Stored data entries:
+++++

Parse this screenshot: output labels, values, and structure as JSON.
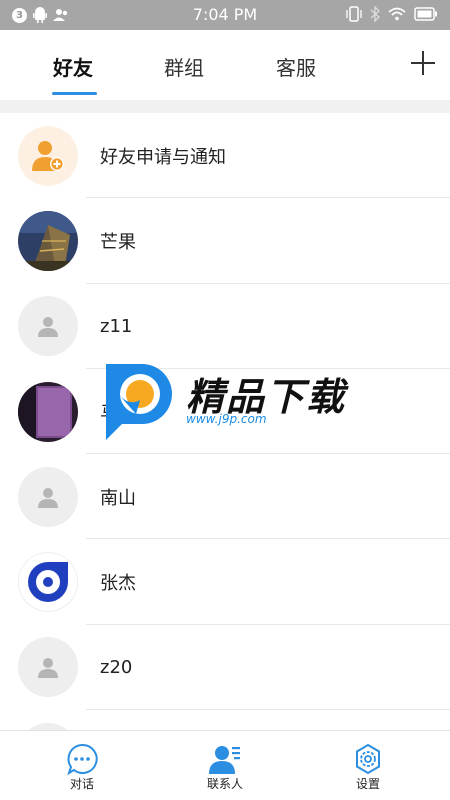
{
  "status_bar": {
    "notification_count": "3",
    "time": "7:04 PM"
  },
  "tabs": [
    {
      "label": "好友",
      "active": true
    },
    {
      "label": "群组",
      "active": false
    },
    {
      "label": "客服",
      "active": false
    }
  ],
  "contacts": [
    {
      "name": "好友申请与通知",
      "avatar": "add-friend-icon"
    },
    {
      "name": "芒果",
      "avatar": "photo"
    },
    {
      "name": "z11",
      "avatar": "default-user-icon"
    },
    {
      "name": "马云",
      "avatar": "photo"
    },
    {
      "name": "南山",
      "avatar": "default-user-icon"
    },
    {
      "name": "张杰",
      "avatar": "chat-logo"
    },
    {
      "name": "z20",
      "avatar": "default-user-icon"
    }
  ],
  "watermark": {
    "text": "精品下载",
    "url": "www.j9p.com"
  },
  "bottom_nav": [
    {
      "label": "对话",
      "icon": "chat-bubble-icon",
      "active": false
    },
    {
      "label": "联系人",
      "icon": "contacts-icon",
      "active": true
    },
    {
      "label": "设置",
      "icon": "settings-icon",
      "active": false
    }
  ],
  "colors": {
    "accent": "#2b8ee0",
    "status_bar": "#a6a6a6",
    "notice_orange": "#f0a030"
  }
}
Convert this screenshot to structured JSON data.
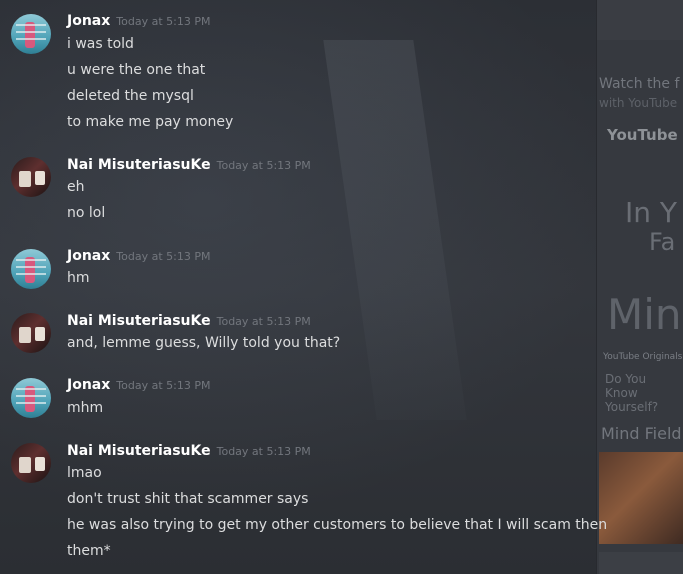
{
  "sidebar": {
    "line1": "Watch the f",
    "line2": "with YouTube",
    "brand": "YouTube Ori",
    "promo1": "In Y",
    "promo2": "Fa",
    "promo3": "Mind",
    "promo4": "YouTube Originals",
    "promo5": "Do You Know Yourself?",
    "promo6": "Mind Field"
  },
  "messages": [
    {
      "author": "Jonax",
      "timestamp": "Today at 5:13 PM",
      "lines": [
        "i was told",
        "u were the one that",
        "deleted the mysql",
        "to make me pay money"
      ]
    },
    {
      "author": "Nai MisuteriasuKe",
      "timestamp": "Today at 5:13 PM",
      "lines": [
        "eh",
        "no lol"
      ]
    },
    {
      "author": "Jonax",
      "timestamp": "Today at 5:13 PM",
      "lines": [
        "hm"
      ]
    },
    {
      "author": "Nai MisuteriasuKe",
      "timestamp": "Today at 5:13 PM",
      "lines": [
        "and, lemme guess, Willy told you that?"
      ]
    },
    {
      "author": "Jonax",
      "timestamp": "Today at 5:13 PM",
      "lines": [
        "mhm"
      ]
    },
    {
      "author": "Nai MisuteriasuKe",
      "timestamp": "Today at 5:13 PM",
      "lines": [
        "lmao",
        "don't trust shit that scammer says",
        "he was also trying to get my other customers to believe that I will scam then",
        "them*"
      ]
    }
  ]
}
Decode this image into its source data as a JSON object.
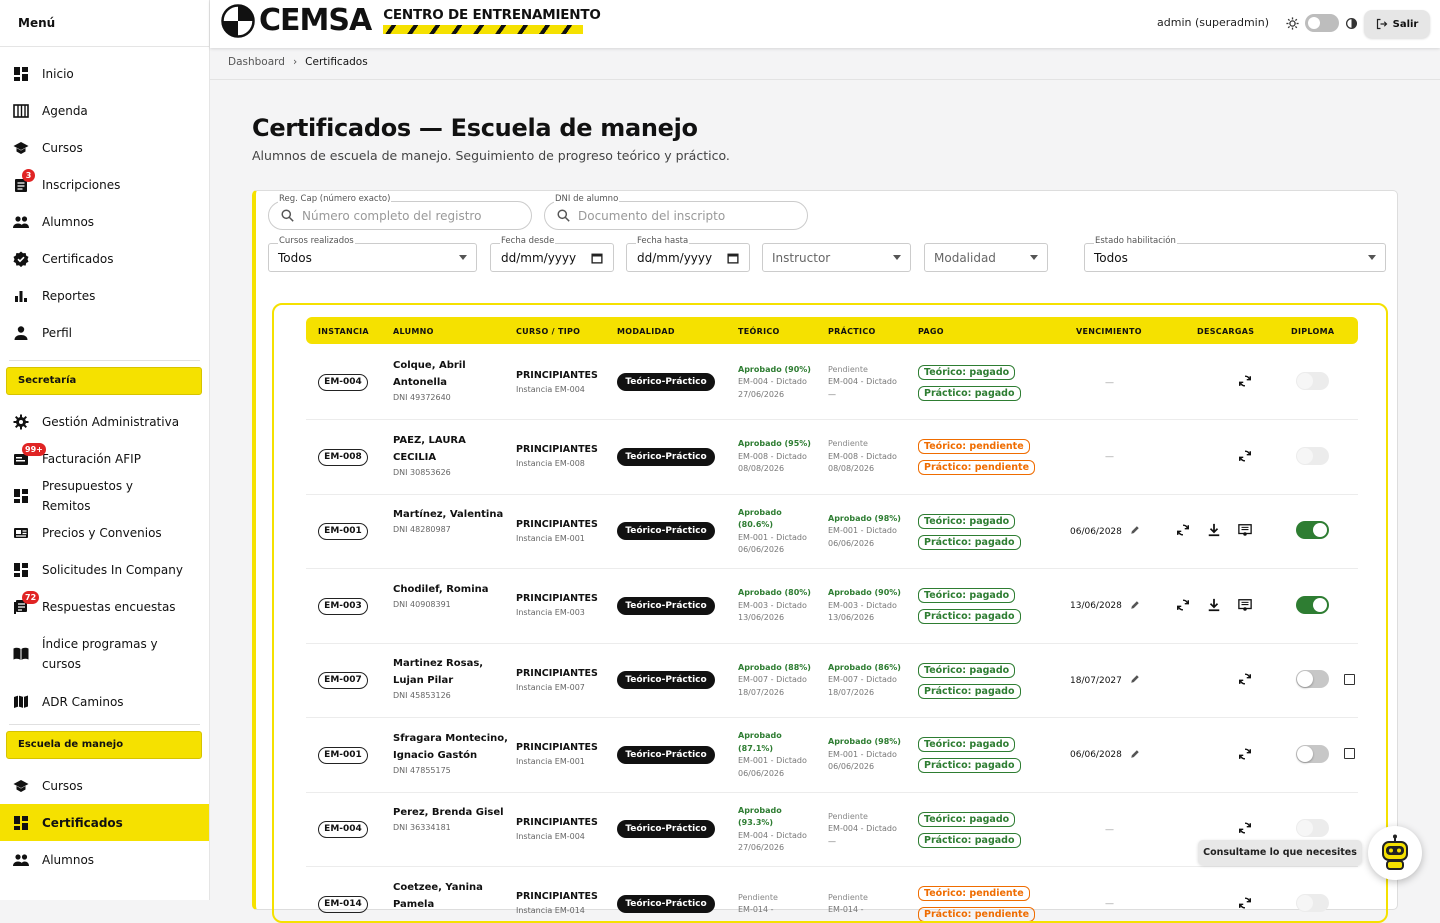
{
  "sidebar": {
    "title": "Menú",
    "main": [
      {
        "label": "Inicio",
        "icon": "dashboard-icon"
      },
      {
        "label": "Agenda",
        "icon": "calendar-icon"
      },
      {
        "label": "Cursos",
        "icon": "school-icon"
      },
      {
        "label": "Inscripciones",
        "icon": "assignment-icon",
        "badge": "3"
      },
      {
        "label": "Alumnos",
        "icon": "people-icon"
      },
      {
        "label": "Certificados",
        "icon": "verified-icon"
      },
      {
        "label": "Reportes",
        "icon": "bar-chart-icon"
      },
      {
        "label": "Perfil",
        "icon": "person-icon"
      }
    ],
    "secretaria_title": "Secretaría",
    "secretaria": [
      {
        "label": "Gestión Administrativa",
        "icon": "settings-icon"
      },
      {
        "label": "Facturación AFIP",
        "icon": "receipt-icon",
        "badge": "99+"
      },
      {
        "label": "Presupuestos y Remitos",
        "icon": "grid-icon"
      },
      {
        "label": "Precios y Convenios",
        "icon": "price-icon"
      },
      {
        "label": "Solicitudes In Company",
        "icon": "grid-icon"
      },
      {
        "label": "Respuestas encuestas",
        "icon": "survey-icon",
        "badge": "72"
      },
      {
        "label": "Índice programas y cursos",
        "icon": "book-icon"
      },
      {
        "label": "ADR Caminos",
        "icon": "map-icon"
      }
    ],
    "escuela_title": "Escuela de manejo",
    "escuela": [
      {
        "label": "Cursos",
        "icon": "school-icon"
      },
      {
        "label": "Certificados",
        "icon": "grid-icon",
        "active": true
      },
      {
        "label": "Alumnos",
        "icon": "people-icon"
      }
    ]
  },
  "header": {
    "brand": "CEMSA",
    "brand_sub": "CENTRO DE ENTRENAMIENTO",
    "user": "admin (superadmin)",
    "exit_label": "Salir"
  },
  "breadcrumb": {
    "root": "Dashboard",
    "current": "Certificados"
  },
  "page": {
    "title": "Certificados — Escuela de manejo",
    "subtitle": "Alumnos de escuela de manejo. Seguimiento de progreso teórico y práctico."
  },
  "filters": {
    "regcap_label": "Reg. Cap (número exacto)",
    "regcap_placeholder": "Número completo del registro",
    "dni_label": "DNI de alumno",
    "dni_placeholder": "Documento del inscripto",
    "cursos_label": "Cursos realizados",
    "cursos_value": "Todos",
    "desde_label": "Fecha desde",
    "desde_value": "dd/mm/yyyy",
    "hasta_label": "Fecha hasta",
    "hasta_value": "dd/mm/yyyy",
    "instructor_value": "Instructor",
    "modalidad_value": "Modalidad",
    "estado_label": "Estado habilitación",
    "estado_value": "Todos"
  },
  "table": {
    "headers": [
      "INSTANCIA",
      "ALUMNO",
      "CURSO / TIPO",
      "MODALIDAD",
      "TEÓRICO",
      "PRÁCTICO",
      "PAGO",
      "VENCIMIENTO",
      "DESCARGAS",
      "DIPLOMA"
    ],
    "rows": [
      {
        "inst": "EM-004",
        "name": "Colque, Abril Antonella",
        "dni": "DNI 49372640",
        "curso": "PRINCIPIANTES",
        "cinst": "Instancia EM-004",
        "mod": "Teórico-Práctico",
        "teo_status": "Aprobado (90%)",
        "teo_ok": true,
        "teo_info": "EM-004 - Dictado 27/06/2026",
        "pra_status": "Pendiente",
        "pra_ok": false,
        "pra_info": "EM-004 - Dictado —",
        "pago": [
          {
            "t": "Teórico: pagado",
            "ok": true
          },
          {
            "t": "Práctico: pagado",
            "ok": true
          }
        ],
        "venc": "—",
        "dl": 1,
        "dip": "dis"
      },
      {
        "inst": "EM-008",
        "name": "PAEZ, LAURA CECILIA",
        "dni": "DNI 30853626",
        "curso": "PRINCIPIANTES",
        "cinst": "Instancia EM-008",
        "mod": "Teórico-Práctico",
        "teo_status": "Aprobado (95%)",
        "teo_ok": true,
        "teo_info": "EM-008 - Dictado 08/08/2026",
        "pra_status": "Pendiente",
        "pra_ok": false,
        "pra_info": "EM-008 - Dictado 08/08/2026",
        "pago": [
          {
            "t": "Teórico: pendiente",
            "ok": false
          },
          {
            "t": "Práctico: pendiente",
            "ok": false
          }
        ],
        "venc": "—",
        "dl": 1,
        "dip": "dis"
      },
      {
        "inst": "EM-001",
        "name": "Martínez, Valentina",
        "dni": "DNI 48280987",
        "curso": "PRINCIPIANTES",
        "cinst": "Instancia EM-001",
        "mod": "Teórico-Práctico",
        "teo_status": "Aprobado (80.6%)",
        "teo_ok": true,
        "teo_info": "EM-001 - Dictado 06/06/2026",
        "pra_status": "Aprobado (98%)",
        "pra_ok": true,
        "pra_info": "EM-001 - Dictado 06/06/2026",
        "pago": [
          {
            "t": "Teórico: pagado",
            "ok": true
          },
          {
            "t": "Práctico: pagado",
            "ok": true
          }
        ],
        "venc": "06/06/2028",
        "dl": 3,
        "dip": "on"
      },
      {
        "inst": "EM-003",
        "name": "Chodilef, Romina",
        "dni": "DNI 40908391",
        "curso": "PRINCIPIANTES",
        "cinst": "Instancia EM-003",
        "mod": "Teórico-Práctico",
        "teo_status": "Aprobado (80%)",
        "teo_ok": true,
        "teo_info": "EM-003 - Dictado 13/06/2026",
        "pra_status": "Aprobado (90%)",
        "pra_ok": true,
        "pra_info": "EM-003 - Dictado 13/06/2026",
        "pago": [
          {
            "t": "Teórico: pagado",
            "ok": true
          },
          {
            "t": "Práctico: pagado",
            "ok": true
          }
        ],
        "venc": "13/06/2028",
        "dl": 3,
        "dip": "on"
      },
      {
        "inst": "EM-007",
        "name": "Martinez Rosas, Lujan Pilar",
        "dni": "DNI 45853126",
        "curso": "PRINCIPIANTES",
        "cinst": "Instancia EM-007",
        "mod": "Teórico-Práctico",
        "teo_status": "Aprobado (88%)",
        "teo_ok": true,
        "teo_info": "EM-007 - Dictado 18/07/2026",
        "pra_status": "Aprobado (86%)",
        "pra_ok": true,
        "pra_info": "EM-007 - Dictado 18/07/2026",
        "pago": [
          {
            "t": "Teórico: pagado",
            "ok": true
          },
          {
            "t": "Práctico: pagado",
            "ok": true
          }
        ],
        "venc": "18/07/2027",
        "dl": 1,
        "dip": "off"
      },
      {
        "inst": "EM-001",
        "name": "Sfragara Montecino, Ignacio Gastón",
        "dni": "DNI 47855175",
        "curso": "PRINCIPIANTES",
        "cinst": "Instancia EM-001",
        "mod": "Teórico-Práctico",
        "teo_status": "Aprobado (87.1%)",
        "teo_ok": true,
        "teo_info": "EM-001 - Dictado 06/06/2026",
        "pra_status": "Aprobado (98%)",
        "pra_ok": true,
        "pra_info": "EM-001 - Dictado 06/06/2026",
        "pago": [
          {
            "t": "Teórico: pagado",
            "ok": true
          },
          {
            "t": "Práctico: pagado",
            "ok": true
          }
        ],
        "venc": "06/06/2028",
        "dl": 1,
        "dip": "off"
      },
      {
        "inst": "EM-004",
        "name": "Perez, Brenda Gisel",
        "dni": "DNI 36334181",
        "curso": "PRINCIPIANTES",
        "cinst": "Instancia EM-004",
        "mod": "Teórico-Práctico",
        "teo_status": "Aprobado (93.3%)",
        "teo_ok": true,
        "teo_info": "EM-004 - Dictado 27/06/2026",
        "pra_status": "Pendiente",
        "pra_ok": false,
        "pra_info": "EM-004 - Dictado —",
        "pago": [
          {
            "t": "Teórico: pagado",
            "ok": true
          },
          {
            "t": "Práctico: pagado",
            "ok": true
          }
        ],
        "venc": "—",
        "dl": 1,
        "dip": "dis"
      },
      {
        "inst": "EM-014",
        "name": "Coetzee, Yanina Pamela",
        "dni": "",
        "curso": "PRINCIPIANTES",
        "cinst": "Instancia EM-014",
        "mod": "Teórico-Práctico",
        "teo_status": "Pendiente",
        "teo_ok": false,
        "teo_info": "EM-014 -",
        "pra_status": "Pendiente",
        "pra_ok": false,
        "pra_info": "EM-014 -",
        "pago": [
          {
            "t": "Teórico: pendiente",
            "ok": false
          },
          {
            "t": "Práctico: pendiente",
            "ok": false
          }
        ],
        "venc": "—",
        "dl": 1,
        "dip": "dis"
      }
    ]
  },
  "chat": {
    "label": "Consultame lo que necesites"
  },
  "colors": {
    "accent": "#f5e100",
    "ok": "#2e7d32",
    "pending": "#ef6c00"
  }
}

+++++

Where a line of the entries contains the word "Certificados", copy that line.

        "label": "Certificados",
        "label": "Certificados",
    "current": "Certificados"
    "title": "Certificados — Escuela de manejo",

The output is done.